----- Input material -----
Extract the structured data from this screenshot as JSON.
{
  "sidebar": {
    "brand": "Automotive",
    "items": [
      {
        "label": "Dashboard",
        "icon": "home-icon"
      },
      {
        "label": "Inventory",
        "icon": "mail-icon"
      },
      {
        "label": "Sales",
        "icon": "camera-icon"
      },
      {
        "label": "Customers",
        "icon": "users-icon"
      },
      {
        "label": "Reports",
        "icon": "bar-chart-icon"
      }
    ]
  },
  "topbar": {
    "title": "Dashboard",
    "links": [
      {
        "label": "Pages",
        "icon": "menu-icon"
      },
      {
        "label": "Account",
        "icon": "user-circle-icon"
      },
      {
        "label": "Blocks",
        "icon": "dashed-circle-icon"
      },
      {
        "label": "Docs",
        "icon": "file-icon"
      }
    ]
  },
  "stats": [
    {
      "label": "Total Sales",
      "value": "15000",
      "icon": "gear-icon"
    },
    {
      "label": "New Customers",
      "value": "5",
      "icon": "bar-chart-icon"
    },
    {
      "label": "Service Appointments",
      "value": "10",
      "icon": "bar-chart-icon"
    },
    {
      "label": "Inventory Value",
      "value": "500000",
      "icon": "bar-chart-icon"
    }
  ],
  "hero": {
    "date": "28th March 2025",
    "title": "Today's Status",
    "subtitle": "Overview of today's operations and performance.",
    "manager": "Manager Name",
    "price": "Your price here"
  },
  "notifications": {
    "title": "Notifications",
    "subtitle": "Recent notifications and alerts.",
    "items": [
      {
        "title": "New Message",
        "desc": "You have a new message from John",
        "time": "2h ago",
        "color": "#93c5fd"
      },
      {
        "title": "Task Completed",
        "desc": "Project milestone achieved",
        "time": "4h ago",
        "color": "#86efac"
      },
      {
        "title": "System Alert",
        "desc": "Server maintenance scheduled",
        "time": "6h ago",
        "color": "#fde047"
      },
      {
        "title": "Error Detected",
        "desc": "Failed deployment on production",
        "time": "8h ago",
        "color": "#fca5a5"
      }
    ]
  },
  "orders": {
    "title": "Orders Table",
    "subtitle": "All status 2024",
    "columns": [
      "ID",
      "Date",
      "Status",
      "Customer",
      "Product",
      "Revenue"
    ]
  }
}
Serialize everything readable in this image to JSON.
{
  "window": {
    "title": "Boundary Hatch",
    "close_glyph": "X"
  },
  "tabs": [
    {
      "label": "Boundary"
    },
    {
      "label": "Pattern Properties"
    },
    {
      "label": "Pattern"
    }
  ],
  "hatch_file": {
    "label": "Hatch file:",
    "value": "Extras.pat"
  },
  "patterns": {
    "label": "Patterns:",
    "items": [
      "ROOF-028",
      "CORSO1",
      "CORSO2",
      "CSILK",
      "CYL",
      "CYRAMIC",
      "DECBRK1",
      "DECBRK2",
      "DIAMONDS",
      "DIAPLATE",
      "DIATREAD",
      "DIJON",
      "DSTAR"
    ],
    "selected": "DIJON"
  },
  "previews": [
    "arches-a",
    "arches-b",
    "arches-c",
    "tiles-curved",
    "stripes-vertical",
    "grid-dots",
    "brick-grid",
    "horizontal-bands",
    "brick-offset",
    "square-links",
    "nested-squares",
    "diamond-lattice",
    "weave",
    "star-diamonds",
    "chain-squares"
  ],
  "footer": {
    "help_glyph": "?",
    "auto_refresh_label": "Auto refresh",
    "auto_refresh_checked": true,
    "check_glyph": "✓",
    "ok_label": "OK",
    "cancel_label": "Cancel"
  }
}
-----
■ What the task asks:
Give back exactly the lines running from the line containing "Serialize everything readable" through the end of the material above, both included, and nothing beyond them.

■ Output for this task:
Serialize everything readable in this image to JSON.
{
  "window": {
    "title": "Boundary Hatch",
    "close_glyph": "X"
  },
  "tabs": [
    {
      "label": "Boundary"
    },
    {
      "label": "Pattern Properties"
    },
    {
      "label": "Pattern"
    }
  ],
  "hatch_file": {
    "label": "Hatch file:",
    "value": "Extras.pat"
  },
  "patterns": {
    "label": "Patterns:",
    "items": [
      "ROOF-028",
      "CORSO1",
      "CORSO2",
      "CSILK",
      "CYL",
      "CYRAMIC",
      "DECBRK1",
      "DECBRK2",
      "DIAMONDS",
      "DIAPLATE",
      "DIATREAD",
      "DIJON",
      "DSTAR"
    ],
    "selected": "DIJON"
  },
  "previews": [
    "arches-a",
    "arches-b",
    "arches-c",
    "tiles-curved",
    "stripes-vertical",
    "grid-dots",
    "brick-grid",
    "horizontal-bands",
    "brick-offset",
    "square-links",
    "nested-squares",
    "diamond-lattice",
    "weave",
    "star-diamonds",
    "chain-squares"
  ],
  "footer": {
    "help_glyph": "?",
    "auto_refresh_label": "Auto refresh",
    "auto_refresh_checked": true,
    "check_glyph": "✓",
    "ok_label": "OK",
    "cancel_label": "Cancel"
  }
}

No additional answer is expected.